***** Input records *****

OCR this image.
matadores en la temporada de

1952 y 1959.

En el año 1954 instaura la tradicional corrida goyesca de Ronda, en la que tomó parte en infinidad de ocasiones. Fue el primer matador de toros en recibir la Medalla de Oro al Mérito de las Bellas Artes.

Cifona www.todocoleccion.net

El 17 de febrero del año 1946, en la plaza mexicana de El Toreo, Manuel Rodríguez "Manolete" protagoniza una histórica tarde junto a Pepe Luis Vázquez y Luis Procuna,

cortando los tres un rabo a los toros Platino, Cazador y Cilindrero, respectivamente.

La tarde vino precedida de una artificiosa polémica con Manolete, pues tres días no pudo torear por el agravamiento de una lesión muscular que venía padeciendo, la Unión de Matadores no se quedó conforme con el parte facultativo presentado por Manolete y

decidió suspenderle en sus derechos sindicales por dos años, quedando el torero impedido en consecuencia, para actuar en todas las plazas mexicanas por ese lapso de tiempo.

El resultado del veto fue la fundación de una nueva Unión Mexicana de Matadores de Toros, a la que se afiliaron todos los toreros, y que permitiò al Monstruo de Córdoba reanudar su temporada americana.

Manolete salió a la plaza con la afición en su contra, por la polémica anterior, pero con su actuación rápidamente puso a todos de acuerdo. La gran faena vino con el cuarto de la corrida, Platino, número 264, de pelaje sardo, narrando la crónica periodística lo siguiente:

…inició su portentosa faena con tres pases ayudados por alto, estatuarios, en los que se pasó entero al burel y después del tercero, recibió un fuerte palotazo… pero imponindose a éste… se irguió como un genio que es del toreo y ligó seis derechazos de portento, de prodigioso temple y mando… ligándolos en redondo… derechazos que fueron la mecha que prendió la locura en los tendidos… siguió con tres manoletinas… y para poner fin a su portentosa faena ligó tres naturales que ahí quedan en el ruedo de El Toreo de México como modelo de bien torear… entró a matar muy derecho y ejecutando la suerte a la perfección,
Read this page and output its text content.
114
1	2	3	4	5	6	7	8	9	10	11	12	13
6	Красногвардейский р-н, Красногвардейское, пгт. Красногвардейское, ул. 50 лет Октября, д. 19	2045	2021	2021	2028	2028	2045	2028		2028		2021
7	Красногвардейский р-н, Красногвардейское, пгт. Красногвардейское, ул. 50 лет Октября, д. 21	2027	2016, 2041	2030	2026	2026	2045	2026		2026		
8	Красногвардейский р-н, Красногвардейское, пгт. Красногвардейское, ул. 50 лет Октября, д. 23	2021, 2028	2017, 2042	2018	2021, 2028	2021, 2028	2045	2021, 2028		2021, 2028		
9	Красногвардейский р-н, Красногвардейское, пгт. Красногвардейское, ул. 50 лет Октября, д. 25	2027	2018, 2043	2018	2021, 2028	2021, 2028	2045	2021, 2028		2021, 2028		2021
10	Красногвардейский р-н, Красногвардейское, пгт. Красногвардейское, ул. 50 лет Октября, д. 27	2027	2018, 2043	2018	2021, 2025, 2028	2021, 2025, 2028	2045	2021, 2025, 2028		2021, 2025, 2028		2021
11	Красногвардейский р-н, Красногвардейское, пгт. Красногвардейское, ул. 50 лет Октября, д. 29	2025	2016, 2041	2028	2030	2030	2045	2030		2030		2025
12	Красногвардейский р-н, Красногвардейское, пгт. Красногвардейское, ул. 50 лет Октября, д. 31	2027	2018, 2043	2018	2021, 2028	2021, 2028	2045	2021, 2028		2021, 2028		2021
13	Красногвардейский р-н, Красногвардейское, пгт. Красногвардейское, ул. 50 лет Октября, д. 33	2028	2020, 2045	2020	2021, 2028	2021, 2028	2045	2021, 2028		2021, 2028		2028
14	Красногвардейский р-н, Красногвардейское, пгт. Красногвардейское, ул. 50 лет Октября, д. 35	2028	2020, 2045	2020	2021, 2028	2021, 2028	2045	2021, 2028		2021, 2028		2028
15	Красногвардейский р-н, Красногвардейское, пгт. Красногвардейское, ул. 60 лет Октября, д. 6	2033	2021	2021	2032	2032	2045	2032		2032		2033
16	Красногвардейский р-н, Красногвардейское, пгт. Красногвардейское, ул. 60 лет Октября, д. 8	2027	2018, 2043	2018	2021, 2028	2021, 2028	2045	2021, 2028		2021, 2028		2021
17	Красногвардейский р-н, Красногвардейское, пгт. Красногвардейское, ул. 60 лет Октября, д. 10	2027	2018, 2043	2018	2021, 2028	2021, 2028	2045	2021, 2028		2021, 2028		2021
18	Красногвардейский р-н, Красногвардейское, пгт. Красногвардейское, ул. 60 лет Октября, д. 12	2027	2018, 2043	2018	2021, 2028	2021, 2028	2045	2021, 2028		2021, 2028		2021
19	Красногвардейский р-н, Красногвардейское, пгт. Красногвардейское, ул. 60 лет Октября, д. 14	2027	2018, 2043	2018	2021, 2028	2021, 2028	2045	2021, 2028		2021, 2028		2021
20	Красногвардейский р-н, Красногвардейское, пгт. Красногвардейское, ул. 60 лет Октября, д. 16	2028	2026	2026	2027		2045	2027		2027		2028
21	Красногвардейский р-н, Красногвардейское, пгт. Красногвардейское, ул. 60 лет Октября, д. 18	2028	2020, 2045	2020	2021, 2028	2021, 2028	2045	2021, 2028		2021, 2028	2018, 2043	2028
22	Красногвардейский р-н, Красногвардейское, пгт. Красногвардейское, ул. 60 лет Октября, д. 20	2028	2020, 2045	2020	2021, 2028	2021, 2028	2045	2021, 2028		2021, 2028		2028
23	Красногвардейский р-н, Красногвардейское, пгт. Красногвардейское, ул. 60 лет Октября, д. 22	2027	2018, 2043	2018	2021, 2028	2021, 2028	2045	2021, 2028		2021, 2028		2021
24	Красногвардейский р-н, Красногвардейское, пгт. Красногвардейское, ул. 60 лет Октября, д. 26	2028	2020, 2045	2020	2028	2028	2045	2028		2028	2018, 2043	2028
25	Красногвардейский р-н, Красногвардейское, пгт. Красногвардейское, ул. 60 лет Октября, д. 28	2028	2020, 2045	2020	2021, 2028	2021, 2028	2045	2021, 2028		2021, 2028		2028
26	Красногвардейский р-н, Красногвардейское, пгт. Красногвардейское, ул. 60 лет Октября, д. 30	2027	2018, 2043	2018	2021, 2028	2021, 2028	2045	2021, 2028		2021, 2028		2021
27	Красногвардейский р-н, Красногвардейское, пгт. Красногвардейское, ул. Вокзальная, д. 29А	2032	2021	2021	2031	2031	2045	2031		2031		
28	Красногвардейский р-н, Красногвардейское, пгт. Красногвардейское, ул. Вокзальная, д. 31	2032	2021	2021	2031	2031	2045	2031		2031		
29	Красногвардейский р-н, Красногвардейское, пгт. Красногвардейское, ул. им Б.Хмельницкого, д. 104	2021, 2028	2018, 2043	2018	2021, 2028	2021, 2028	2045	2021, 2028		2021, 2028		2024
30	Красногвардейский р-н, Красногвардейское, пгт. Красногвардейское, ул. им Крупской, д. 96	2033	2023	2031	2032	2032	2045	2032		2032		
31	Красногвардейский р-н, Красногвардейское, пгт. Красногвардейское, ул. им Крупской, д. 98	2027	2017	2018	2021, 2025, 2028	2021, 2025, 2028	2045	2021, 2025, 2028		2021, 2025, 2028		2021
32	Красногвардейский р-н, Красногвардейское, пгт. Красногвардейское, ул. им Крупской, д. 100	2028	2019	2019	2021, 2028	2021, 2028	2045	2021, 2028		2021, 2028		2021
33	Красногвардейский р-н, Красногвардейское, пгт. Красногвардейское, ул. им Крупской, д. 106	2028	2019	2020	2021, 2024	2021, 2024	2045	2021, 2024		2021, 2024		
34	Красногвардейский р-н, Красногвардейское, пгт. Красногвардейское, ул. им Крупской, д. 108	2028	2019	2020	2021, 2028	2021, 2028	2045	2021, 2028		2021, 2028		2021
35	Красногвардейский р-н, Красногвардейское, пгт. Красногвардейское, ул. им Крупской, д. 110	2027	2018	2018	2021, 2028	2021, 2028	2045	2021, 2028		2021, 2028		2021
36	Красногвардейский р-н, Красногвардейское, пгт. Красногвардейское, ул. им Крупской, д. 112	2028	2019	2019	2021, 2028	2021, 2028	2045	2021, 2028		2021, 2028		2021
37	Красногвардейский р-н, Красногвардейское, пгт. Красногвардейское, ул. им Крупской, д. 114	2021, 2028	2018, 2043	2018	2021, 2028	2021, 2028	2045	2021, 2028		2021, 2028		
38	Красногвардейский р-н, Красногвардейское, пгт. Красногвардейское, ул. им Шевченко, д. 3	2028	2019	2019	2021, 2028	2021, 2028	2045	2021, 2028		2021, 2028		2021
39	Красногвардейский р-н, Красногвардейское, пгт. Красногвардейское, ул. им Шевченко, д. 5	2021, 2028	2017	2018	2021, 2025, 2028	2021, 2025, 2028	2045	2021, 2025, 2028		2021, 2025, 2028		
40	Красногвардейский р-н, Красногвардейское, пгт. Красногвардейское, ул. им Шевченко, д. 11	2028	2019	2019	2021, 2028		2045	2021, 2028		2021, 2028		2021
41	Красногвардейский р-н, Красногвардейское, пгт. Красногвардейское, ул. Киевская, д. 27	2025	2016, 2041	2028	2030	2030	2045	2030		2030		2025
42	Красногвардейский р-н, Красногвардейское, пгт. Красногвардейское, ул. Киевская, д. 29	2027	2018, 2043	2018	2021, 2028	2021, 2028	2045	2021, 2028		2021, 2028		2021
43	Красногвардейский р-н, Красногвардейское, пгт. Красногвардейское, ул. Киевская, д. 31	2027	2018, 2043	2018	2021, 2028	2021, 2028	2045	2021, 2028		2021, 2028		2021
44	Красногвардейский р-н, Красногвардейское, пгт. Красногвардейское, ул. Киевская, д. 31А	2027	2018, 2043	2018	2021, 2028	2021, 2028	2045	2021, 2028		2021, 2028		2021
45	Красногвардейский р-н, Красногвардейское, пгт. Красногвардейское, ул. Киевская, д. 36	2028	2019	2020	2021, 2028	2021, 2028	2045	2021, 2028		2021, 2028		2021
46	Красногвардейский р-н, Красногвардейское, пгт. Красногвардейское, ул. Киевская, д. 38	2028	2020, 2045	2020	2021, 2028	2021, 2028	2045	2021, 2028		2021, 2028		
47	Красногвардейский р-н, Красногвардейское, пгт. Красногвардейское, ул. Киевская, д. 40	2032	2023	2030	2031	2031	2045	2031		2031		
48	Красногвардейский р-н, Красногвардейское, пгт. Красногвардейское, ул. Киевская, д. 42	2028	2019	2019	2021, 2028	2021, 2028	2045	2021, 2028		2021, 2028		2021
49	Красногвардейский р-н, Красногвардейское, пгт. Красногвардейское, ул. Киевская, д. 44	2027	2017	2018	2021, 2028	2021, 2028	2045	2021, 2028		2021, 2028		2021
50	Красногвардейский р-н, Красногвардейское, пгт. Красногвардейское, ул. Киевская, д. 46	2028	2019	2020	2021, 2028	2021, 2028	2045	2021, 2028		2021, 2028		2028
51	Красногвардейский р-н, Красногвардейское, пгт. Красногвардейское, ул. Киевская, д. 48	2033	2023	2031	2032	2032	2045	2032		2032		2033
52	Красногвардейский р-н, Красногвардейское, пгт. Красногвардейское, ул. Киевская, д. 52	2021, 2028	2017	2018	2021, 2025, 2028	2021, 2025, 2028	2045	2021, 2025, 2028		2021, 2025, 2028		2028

*****

Problem to work on: Where a line in the material above holds "Manolete", copy that line.

Written answer:
El 17 de febrero del año 1946, en la plaza mexicana de El Toreo, Manuel Rodríguez "Manolete" protagoniza una histórica tarde junto a Pepe Luis Vázquez y Luis Procuna,
La tarde vino precedida de una artificiosa polémica con Manolete, pues tres días no pudo torear por el agravamiento de una lesión muscular que venía padeciendo, la Unión de Matadores no se quedó conforme con el parte facultativo presentado por Manolete y
Manolete salió a la plaza con la afición en su contra, por la polémica anterior, pero con su actuación rápidamente puso a todos de acuerdo. La gran faena vino con el cuarto de la corrida, Platino, número 264, de pelaje sardo, narrando la crónica periodística lo siguiente:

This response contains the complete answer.